**Information shown:**

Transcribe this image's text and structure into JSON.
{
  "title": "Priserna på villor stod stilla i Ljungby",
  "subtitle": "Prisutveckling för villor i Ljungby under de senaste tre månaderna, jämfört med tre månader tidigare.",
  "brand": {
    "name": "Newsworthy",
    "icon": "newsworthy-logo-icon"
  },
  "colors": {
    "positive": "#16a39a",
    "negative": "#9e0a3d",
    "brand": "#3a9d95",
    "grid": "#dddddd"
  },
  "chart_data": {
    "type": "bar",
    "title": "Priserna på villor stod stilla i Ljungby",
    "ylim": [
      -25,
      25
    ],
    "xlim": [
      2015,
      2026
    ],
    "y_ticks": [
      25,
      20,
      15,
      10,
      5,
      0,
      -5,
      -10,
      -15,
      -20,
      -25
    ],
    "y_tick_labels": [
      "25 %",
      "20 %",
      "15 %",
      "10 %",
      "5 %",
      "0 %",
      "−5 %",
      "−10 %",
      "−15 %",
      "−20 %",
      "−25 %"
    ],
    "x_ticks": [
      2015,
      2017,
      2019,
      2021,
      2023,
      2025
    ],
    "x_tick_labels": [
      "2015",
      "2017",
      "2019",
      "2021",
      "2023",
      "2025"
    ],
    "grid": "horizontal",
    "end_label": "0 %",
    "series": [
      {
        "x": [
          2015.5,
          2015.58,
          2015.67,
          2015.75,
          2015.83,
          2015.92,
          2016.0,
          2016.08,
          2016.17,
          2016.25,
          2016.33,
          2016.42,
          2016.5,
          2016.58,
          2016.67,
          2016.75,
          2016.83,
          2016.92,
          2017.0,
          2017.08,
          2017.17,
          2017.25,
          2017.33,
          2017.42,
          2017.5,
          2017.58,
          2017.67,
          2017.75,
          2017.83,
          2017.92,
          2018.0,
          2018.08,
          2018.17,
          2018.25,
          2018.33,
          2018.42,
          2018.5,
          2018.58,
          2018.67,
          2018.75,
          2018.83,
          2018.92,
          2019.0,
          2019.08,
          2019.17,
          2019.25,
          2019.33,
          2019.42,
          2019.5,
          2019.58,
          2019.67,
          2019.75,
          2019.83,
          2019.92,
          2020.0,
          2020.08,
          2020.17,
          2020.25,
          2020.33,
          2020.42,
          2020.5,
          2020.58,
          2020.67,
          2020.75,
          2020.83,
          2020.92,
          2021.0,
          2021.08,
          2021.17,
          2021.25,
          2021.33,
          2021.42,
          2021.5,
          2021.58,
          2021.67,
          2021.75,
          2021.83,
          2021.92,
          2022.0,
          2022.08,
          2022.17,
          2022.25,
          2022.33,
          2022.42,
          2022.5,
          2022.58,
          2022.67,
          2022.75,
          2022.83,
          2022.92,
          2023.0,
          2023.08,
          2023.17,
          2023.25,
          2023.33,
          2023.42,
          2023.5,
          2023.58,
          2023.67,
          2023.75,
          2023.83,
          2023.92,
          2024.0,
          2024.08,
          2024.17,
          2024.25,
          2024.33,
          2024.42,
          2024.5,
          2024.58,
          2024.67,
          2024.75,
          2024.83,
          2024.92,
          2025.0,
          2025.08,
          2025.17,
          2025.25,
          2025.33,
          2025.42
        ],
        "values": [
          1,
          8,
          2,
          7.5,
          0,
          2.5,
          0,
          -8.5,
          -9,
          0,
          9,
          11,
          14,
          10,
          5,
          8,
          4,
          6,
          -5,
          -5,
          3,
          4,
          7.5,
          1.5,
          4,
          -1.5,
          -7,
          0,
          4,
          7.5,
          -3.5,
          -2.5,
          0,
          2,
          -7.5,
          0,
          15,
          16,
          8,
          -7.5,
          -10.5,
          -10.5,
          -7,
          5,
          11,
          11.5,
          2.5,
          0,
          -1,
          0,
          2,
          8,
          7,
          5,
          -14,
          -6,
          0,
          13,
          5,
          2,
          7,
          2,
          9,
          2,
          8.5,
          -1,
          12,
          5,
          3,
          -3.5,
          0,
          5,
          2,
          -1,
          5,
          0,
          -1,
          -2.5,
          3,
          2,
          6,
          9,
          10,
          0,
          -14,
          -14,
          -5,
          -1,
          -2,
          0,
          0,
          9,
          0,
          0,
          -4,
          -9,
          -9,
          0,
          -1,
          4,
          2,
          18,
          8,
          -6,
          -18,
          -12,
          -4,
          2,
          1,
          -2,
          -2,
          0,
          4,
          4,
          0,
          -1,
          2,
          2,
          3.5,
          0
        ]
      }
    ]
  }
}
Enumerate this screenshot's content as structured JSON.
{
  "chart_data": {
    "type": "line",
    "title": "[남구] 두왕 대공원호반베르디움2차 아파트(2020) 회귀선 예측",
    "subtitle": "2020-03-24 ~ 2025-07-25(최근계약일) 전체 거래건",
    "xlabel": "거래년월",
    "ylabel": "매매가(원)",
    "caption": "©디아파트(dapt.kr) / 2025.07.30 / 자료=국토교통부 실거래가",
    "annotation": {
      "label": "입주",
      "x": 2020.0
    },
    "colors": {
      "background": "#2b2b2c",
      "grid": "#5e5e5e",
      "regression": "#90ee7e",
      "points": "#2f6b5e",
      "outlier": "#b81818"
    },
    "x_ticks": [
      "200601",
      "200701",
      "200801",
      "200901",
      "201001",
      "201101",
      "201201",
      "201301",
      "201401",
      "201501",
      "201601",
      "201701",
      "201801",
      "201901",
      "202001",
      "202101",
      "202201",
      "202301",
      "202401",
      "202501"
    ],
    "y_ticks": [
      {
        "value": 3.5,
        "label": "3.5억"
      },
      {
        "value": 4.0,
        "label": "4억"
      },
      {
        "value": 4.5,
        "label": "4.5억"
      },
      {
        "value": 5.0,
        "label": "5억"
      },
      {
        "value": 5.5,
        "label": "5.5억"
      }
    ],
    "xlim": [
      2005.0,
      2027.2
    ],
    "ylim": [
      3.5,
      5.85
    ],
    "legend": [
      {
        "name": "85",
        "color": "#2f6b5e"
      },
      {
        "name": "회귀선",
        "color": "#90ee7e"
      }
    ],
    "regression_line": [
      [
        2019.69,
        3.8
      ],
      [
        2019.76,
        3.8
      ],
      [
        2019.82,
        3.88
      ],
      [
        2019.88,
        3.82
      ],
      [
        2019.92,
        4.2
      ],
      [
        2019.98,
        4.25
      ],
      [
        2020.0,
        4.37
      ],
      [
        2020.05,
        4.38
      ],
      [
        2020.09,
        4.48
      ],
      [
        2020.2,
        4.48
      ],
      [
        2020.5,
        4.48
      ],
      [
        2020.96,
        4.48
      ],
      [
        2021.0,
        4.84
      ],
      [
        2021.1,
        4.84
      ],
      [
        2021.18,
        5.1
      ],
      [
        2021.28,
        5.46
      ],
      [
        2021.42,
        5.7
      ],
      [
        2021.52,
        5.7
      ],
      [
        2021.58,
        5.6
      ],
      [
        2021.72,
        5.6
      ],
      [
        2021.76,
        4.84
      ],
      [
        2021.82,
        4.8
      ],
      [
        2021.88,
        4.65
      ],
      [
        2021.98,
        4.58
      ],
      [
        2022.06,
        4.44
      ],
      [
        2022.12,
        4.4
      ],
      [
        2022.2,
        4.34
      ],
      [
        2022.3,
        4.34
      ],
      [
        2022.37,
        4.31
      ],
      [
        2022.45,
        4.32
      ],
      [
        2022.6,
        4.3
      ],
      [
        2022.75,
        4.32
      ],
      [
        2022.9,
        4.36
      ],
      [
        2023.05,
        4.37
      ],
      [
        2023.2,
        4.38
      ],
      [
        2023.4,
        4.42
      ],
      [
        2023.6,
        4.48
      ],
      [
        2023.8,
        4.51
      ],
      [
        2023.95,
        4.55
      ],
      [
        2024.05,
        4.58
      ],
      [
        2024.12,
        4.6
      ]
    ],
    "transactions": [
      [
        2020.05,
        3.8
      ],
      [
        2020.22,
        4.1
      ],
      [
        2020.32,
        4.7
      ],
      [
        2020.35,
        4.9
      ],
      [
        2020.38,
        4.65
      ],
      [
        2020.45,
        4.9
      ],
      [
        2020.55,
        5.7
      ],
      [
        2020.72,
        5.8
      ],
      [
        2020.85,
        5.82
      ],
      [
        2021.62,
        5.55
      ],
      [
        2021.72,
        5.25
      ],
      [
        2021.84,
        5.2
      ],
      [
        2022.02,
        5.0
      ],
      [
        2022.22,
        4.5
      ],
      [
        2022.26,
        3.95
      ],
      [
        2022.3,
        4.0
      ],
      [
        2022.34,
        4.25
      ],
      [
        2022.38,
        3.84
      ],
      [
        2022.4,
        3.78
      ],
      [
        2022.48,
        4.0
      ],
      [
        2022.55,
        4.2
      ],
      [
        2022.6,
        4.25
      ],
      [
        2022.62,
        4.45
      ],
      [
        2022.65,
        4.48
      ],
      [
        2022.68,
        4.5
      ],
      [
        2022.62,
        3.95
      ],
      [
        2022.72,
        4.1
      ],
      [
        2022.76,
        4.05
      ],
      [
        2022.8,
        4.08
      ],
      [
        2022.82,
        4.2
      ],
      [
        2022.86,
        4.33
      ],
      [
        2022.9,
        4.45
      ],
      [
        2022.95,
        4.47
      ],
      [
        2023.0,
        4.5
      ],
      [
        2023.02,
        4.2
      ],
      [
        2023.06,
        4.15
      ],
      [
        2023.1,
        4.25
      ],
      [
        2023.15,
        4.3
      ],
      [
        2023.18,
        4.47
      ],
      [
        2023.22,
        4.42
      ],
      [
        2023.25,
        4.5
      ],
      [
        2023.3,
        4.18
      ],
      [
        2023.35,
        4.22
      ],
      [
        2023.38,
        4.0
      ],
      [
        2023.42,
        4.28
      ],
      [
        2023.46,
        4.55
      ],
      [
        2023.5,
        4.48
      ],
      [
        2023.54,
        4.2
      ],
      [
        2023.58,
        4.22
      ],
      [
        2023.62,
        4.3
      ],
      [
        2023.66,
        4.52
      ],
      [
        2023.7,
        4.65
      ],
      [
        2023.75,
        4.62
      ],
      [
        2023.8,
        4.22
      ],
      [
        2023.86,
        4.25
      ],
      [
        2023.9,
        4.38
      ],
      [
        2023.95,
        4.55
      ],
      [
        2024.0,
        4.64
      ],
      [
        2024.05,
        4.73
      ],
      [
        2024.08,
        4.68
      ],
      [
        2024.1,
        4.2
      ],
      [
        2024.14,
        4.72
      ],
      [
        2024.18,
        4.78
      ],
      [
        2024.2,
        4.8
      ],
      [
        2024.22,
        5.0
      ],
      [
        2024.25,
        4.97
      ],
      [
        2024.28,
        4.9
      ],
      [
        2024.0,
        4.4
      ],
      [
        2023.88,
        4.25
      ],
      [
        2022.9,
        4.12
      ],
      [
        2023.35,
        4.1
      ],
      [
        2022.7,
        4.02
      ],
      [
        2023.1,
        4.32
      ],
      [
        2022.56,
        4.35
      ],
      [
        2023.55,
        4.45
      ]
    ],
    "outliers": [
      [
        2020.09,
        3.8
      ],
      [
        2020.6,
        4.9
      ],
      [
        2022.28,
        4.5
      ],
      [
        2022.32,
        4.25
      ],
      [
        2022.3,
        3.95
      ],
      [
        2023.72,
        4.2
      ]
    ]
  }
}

**Task directions:** Find all lines where the word "grid" appears. Copy them.

**Task solution:**
    "grid": "#dddddd"
    "grid": "horizontal",
      "grid": "#5e5e5e",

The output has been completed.